### Task goal
Leaving out the pictures, transcribe all of the records faithfully.

### Given records
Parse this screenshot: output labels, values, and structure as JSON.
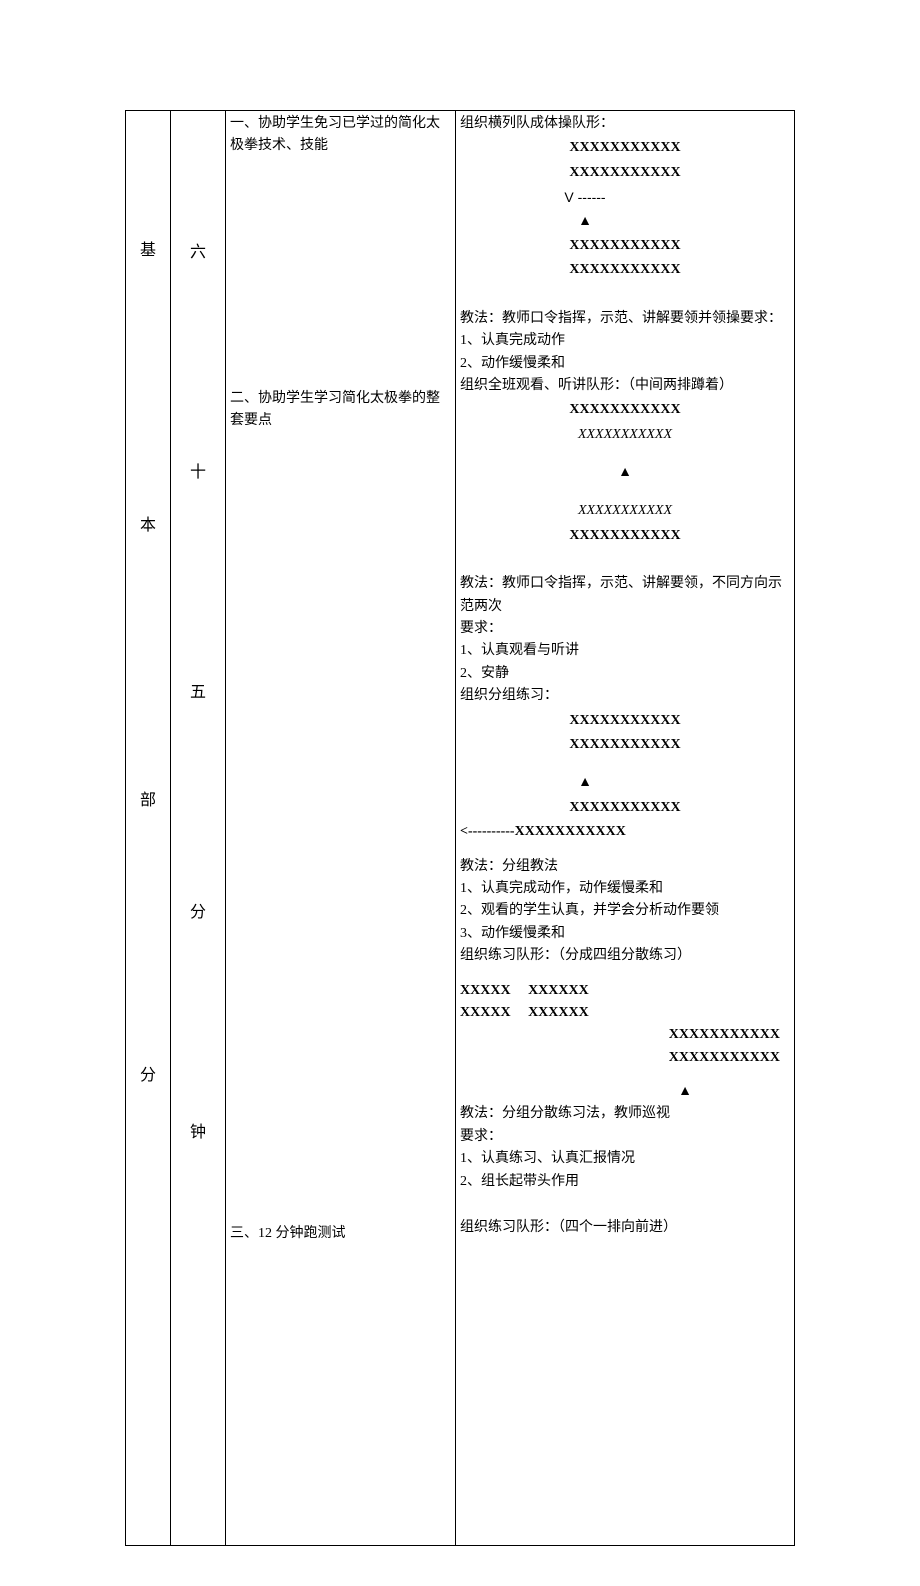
{
  "col1": {
    "chars": [
      "基",
      "本",
      "部",
      "分"
    ]
  },
  "col2": {
    "chars": [
      "六",
      "十",
      "五",
      "分",
      "钟"
    ]
  },
  "content_left": {
    "item1": "一、协助学生免习已学过的简化太极拳技术、技能",
    "item2": "二、协助学生学习简化太极拳的整套要点",
    "item3": "三、12 分钟跑测试"
  },
  "sec1": {
    "title": "组织横列队成体操队形：",
    "f1": "XXXXXXXXXXX",
    "f2": "XXXXXXXXXXX",
    "f3": "V ------",
    "f4": "▲",
    "f5": "XXXXXXXXXXX",
    "f6": "XXXXXXXXXXX",
    "method": "教法：教师口令指挥，示范、讲解要领并领操要求：",
    "r1": "1、认真完成动作",
    "r2": "2、动作缓慢柔和"
  },
  "sec2": {
    "title": "组织全班观看、听讲队形：（中间两排蹲着）",
    "f1": "XXXXXXXXXXX",
    "f2": "XXXXXXXXXXX",
    "f3": "▲",
    "f4": "XXXXXXXXXXX",
    "f5": "XXXXXXXXXXX",
    "method": "教法：教师口令指挥，示范、讲解要领，不同方向示范两次",
    "rhead": "要求：",
    "r1": "1、认真观看与听讲",
    "r2": "2、安静"
  },
  "sec3": {
    "title": "组织分组练习：",
    "f1": "XXXXXXXXXXX",
    "f2": "XXXXXXXXXXX",
    "f3": "▲",
    "f4": "XXXXXXXXXXX",
    "f5": "<----------XXXXXXXXXXX",
    "method": "教法：分组教法",
    "r1": "1、认真完成动作，动作缓慢柔和",
    "r2": "2、观看的学生认真，并学会分析动作要领",
    "r3": "3、动作缓慢柔和"
  },
  "sec4": {
    "title": "组织练习队形：（分成四组分散练习）",
    "g1a": "XXXXX",
    "g1b": "XXXXXX",
    "g2a": "XXXXX",
    "g2b": "XXXXXX",
    "fr1": "XXXXXXXXXXX",
    "fr2": "XXXXXXXXXXX",
    "f3": "▲",
    "method": "教法：分组分散练习法，教师巡视",
    "rhead": "要求：",
    "r1": "1、认真练习、认真汇报情况",
    "r2": "2、组长起带头作用"
  },
  "sec5": {
    "title": "组织练习队形：（四个一排向前进）"
  }
}
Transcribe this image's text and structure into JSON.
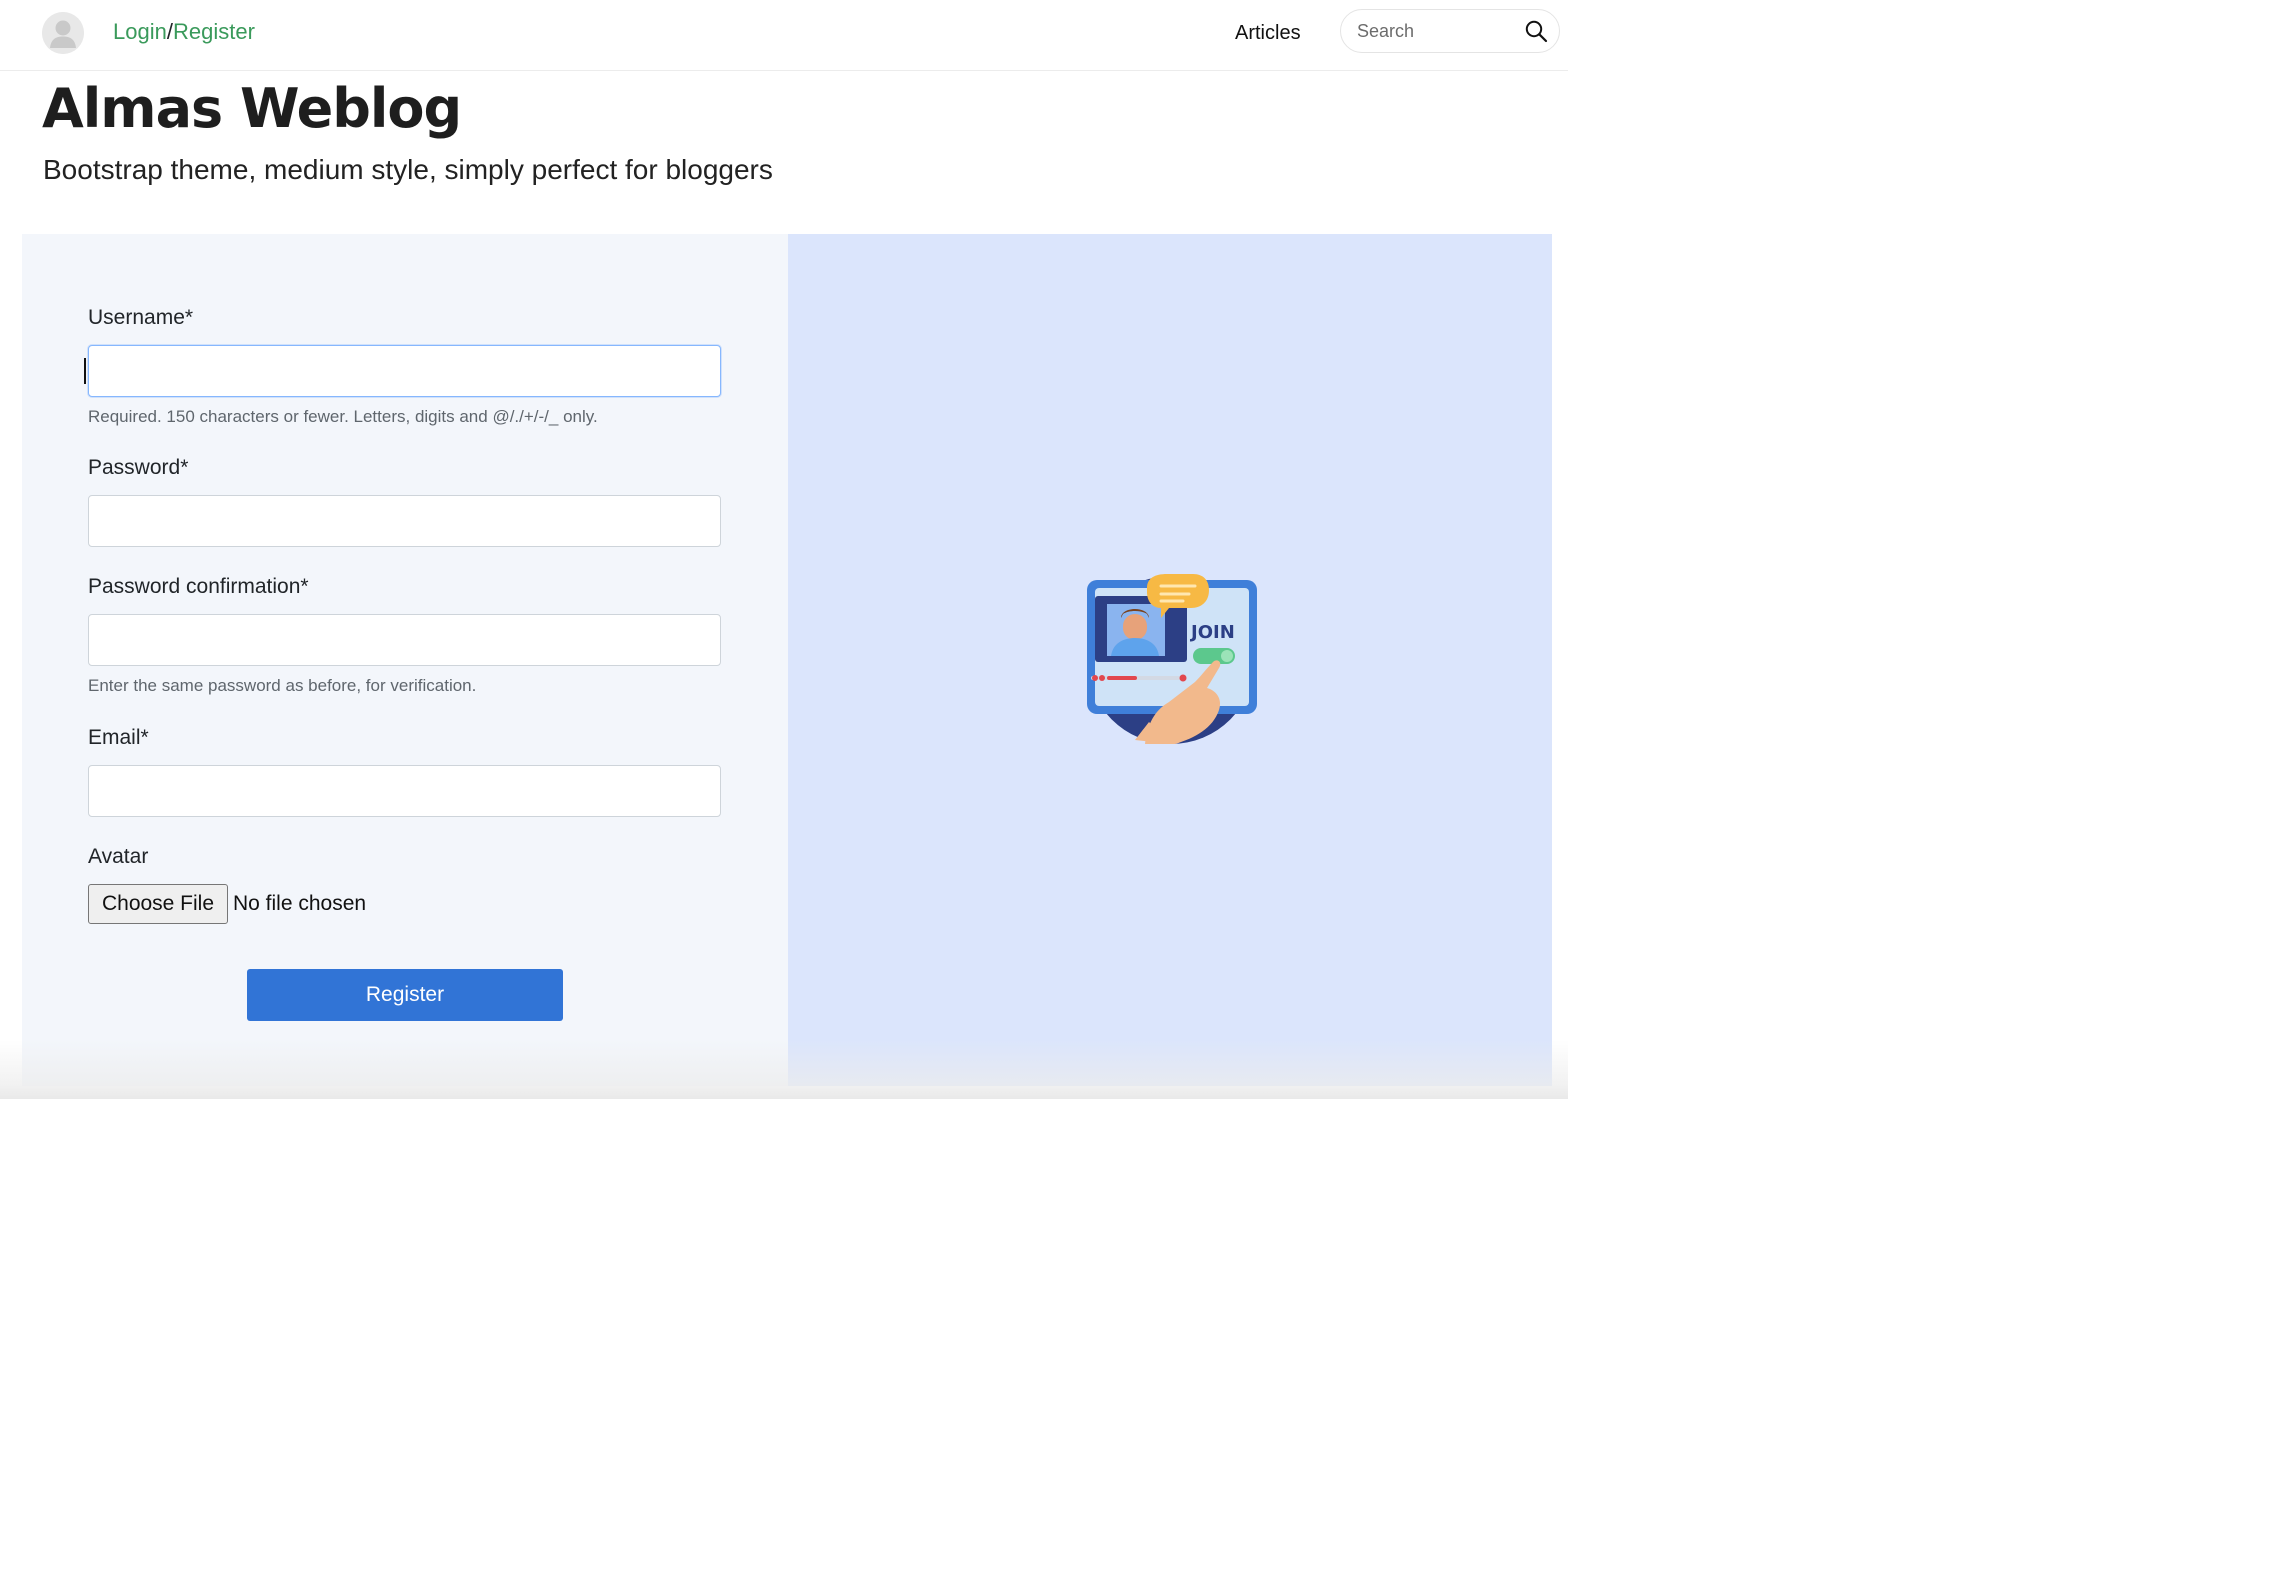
{
  "navbar": {
    "login_label": "Login",
    "separator": "/",
    "register_label": "Register",
    "articles_label": "Articles",
    "search_placeholder": "Search"
  },
  "header": {
    "title": "Almas Weblog",
    "tagline": "Bootstrap theme, medium style, simply perfect for bloggers"
  },
  "form": {
    "username": {
      "label": "Username*",
      "value": "",
      "help": "Required. 150 characters or fewer. Letters, digits and @/./+/-/_ only."
    },
    "password": {
      "label": "Password*",
      "value": ""
    },
    "password_confirmation": {
      "label": "Password confirmation*",
      "value": "",
      "help": "Enter the same password as before, for verification."
    },
    "email": {
      "label": "Email*",
      "value": ""
    },
    "avatar": {
      "label": "Avatar",
      "button_label": "Choose File",
      "status": "No file chosen"
    },
    "submit_label": "Register"
  },
  "illustration": {
    "join_text": "JOIN"
  },
  "colors": {
    "link_green": "#3a9a5b",
    "primary_blue": "#3174d6",
    "form_panel_bg": "#f3f6fb",
    "illustration_panel_bg": "#dbe5fc"
  },
  "icons": [
    "user-avatar-icon",
    "search-icon"
  ]
}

### The reply
Parse this screenshot: output labels, values, and structure as JSON.
{
  "col1": {
    "chars": [
      "基",
      "本",
      "部",
      "分"
    ]
  },
  "col2": {
    "chars": [
      "六",
      "十",
      "五",
      "分",
      "钟"
    ]
  },
  "content_left": {
    "item1": "一、协助学生免习已学过的简化太极拳技术、技能",
    "item2": "二、协助学生学习简化太极拳的整套要点",
    "item3": "三、12 分钟跑测试"
  },
  "sec1": {
    "title": "组织横列队成体操队形：",
    "f1": "XXXXXXXXXXX",
    "f2": "XXXXXXXXXXX",
    "f3": "V ------",
    "f4": "▲",
    "f5": "XXXXXXXXXXX",
    "f6": "XXXXXXXXXXX",
    "method": "教法：教师口令指挥，示范、讲解要领并领操要求：",
    "r1": "1、认真完成动作",
    "r2": "2、动作缓慢柔和"
  },
  "sec2": {
    "title": "组织全班观看、听讲队形：（中间两排蹲着）",
    "f1": "XXXXXXXXXXX",
    "f2": "XXXXXXXXXXX",
    "f3": "▲",
    "f4": "XXXXXXXXXXX",
    "f5": "XXXXXXXXXXX",
    "method": "教法：教师口令指挥，示范、讲解要领，不同方向示范两次",
    "rhead": "要求：",
    "r1": "1、认真观看与听讲",
    "r2": "2、安静"
  },
  "sec3": {
    "title": "组织分组练习：",
    "f1": "XXXXXXXXXXX",
    "f2": "XXXXXXXXXXX",
    "f3": "▲",
    "f4": "XXXXXXXXXXX",
    "f5": "<----------XXXXXXXXXXX",
    "method": "教法：分组教法",
    "r1": "1、认真完成动作，动作缓慢柔和",
    "r2": "2、观看的学生认真，并学会分析动作要领",
    "r3": "3、动作缓慢柔和"
  },
  "sec4": {
    "title": "组织练习队形：（分成四组分散练习）",
    "g1a": "XXXXX",
    "g1b": "XXXXXX",
    "g2a": "XXXXX",
    "g2b": "XXXXXX",
    "fr1": "XXXXXXXXXXX",
    "fr2": "XXXXXXXXXXX",
    "f3": "▲",
    "method": "教法：分组分散练习法，教师巡视",
    "rhead": "要求：",
    "r1": "1、认真练习、认真汇报情况",
    "r2": "2、组长起带头作用"
  },
  "sec5": {
    "title": "组织练习队形：（四个一排向前进）"
  }
}
Transcribe this image's text and structure into JSON.
{
  "navbar": {
    "login_label": "Login",
    "separator": "/",
    "register_label": "Register",
    "articles_label": "Articles",
    "search_placeholder": "Search"
  },
  "header": {
    "title": "Almas Weblog",
    "tagline": "Bootstrap theme, medium style, simply perfect for bloggers"
  },
  "form": {
    "username": {
      "label": "Username*",
      "value": "",
      "help": "Required. 150 characters or fewer. Letters, digits and @/./+/-/_ only."
    },
    "password": {
      "label": "Password*",
      "value": ""
    },
    "password_confirmation": {
      "label": "Password confirmation*",
      "value": "",
      "help": "Enter the same password as before, for verification."
    },
    "email": {
      "label": "Email*",
      "value": ""
    },
    "avatar": {
      "label": "Avatar",
      "button_label": "Choose File",
      "status": "No file chosen"
    },
    "submit_label": "Register"
  },
  "illustration": {
    "join_text": "JOIN"
  },
  "colors": {
    "link_green": "#3a9a5b",
    "primary_blue": "#3174d6",
    "form_panel_bg": "#f3f6fb",
    "illustration_panel_bg": "#dbe5fc"
  },
  "icons": [
    "user-avatar-icon",
    "search-icon"
  ]
}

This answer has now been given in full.